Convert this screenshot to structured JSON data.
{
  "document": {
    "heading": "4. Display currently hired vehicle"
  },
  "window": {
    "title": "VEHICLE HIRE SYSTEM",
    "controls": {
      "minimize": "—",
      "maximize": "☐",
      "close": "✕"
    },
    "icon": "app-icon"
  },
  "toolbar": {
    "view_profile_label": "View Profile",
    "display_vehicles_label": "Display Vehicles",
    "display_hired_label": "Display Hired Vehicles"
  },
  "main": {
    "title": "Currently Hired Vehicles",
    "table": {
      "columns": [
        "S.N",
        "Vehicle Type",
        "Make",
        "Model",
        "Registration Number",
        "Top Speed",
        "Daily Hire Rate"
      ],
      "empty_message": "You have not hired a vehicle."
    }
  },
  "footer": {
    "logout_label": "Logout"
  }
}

□ □ □ □ □ □ □

Work to complete:
Print every entry exactly as written.

Final answer:
Convert this screenshot to structured JSON data.
{
  "document": {
    "heading": "4. Display currently hired vehicle"
  },
  "window": {
    "title": "VEHICLE HIRE SYSTEM",
    "controls": {
      "minimize": "—",
      "maximize": "☐",
      "close": "✕"
    },
    "icon": "app-icon"
  },
  "toolbar": {
    "view_profile_label": "View Profile",
    "display_vehicles_label": "Display Vehicles",
    "display_hired_label": "Display Hired Vehicles"
  },
  "main": {
    "title": "Currently Hired Vehicles",
    "table": {
      "columns": [
        "S.N",
        "Vehicle Type",
        "Make",
        "Model",
        "Registration Number",
        "Top Speed",
        "Daily Hire Rate"
      ],
      "empty_message": "You have not hired a vehicle."
    }
  },
  "footer": {
    "logout_label": "Logout"
  }
}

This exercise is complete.